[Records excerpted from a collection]
--------------------
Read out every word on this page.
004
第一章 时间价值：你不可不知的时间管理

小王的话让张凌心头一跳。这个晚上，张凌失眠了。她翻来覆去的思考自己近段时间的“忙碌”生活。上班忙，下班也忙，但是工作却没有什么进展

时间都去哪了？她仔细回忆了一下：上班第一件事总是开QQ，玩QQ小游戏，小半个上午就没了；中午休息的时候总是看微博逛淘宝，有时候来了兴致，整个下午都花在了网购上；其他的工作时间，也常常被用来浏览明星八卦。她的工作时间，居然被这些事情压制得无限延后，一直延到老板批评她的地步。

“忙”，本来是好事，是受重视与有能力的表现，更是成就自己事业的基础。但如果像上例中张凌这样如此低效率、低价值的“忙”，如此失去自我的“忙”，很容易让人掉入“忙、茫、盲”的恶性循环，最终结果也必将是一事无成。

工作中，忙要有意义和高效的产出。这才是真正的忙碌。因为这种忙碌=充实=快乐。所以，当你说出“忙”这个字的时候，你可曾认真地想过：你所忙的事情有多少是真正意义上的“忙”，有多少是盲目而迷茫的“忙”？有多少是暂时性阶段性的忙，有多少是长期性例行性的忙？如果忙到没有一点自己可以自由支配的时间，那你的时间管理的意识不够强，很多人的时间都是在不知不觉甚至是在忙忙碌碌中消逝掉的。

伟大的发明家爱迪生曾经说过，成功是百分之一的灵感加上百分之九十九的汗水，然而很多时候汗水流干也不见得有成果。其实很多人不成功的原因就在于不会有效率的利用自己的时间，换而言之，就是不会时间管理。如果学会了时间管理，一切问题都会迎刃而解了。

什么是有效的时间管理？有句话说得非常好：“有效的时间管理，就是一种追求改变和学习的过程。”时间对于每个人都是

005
--------------------
Goal » Write out the full listing exactly as given.

Final result »
Read out every word on this page.
004
第一章 时间价值：你不可不知的时间管理

小王的话让张凌心头一跳。这个晚上，张凌失眠了。她翻来覆去的思考自己近段时间的“忙碌”生活。上班忙，下班也忙，但是工作却没有什么进展

时间都去哪了？她仔细回忆了一下：上班第一件事总是开QQ，玩QQ小游戏，小半个上午就没了；中午休息的时候总是看微博逛淘宝，有时候来了兴致，整个下午都花在了网购上；其他的工作时间，也常常被用来浏览明星八卦。她的工作时间，居然被这些事情压制得无限延后，一直延到老板批评她的地步。

“忙”，本来是好事，是受重视与有能力的表现，更是成就自己事业的基础。但如果像上例中张凌这样如此低效率、低价值的“忙”，如此失去自我的“忙”，很容易让人掉入“忙、茫、盲”的恶性循环，最终结果也必将是一事无成。

工作中，忙要有意义和高效的产出。这才是真正的忙碌。因为这种忙碌=充实=快乐。所以，当你说出“忙”这个字的时候，你可曾认真地想过：你所忙的事情有多少是真正意义上的“忙”，有多少是盲目而迷茫的“忙”？有多少是暂时性阶段性的忙，有多少是长期性例行性的忙？如果忙到没有一点自己可以自由支配的时间，那你的时间管理的意识不够强，很多人的时间都是在不知不觉甚至是在忙忙碌碌中消逝掉的。

伟大的发明家爱迪生曾经说过，成功是百分之一的灵感加上百分之九十九的汗水，然而很多时候汗水流干也不见得有成果。其实很多人不成功的原因就在于不会有效率的利用自己的时间，换而言之，就是不会时间管理。如果学会了时间管理，一切问题都会迎刃而解了。

什么是有效的时间管理？有句话说得非常好：“有效的时间管理，就是一种追求改变和学习的过程。”时间对于每个人都是

005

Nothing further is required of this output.